▶ **TASK INSTRUCTIONS**: Return the count of lines that mention "title", with no other words.
....
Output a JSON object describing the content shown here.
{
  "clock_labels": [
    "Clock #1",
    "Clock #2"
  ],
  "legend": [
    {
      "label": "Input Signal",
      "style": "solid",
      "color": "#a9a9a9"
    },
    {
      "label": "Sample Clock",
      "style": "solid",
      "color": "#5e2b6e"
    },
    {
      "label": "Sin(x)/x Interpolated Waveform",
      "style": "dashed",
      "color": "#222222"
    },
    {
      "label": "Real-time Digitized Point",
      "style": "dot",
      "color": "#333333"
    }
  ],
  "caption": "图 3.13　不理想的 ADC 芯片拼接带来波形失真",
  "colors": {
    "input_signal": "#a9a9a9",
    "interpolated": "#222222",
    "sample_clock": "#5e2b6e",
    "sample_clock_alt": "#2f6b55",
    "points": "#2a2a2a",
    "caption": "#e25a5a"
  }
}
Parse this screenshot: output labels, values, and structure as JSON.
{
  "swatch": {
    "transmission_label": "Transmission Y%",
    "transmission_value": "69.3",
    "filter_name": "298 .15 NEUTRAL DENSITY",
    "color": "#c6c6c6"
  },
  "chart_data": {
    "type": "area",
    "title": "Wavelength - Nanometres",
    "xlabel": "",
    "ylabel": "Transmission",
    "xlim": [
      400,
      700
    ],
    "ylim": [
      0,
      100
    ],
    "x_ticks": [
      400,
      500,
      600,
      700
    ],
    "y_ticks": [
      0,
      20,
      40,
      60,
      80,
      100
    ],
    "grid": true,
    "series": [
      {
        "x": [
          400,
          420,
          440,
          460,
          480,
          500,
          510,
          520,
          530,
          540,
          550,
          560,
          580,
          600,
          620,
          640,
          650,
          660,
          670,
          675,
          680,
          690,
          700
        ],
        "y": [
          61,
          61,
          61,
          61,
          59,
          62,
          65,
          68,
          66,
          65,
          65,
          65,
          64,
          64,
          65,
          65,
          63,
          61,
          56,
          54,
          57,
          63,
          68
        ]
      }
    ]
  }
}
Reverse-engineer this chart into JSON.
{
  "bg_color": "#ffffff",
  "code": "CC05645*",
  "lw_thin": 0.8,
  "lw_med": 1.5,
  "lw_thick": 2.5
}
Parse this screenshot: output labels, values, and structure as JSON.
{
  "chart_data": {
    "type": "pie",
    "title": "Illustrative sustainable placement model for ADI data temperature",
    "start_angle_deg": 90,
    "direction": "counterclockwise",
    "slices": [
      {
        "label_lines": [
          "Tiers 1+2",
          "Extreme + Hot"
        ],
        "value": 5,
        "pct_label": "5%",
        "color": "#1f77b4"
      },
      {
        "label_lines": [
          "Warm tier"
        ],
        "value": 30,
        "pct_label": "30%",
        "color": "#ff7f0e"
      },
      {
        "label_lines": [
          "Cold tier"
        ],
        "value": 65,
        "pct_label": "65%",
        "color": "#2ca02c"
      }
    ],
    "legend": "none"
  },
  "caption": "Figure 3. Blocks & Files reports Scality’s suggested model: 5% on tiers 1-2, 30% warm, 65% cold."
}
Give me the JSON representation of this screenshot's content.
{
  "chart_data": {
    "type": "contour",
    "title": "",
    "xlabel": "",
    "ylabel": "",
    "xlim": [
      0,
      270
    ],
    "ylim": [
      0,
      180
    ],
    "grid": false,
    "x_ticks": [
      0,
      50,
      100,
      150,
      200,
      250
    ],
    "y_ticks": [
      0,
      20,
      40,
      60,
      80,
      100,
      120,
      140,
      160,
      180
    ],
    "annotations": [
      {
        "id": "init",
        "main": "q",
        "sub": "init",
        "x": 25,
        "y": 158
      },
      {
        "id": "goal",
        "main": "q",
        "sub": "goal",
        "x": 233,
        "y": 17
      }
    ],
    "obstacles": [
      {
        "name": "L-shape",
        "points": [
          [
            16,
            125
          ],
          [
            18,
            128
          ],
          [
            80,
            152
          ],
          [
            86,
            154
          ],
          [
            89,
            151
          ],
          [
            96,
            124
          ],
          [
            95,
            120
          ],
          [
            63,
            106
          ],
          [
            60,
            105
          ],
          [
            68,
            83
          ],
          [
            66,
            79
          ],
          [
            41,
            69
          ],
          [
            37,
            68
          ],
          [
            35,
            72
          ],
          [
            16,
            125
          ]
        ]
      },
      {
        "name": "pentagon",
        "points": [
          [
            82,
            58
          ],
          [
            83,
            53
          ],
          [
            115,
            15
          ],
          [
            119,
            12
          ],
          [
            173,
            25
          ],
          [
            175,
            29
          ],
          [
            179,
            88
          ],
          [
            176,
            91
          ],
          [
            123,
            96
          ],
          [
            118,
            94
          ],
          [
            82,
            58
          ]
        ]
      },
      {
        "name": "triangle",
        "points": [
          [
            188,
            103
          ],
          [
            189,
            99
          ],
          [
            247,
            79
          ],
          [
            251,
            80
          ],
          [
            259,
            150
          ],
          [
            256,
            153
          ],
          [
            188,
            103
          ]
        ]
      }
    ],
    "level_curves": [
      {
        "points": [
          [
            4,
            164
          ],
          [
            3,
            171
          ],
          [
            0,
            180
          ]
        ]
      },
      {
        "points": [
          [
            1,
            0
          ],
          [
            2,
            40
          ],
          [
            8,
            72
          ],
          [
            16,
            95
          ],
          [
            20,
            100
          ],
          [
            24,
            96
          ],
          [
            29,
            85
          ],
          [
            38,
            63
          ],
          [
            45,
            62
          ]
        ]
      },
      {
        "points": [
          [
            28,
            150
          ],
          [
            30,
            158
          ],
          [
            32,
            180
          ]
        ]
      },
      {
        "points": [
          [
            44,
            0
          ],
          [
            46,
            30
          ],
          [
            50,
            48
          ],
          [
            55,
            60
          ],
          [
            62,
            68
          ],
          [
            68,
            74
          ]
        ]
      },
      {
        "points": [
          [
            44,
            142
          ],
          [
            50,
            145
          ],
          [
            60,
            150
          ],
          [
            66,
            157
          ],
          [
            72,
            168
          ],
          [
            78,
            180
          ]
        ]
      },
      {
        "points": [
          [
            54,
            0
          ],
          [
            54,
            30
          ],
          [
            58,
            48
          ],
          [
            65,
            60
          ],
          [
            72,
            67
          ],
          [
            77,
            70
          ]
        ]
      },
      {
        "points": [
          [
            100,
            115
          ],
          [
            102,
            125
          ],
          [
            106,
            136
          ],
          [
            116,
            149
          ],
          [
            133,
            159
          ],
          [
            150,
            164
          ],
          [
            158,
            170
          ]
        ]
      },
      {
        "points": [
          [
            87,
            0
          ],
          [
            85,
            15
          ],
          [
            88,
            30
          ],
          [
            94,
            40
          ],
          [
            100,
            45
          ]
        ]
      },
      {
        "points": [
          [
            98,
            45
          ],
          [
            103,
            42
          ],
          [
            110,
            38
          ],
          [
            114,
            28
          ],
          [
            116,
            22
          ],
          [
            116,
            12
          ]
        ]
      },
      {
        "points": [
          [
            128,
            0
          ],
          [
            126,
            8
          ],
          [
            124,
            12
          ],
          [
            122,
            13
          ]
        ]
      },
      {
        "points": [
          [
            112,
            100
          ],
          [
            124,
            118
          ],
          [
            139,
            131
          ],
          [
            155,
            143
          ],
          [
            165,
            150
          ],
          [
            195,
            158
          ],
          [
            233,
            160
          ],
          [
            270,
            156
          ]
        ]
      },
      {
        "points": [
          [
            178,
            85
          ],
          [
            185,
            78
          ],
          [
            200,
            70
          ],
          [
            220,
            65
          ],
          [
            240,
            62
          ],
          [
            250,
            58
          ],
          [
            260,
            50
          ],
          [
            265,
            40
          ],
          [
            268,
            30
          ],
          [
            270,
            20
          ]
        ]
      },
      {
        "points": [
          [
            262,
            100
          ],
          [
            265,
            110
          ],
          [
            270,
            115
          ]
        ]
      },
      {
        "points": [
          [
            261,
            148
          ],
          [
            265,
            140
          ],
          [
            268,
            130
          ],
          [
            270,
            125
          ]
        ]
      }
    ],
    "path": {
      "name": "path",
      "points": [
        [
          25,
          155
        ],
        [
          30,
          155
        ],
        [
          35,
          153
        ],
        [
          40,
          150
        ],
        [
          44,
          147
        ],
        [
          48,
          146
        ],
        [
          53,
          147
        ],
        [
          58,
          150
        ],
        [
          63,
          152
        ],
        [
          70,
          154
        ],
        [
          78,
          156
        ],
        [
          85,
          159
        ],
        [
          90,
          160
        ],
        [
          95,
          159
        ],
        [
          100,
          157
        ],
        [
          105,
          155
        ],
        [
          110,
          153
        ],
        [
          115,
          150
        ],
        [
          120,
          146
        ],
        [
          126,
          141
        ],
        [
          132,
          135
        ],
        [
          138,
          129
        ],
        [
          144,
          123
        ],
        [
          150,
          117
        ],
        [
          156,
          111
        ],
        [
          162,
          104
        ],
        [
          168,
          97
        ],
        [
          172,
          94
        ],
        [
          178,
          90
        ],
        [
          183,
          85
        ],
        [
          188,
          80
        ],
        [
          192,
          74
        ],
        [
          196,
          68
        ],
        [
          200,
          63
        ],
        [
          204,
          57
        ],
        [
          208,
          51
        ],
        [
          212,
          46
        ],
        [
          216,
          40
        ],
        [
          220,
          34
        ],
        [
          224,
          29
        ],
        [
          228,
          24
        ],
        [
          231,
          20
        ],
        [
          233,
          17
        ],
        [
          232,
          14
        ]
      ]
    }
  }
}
....
▶ **TASK RESULT**: 3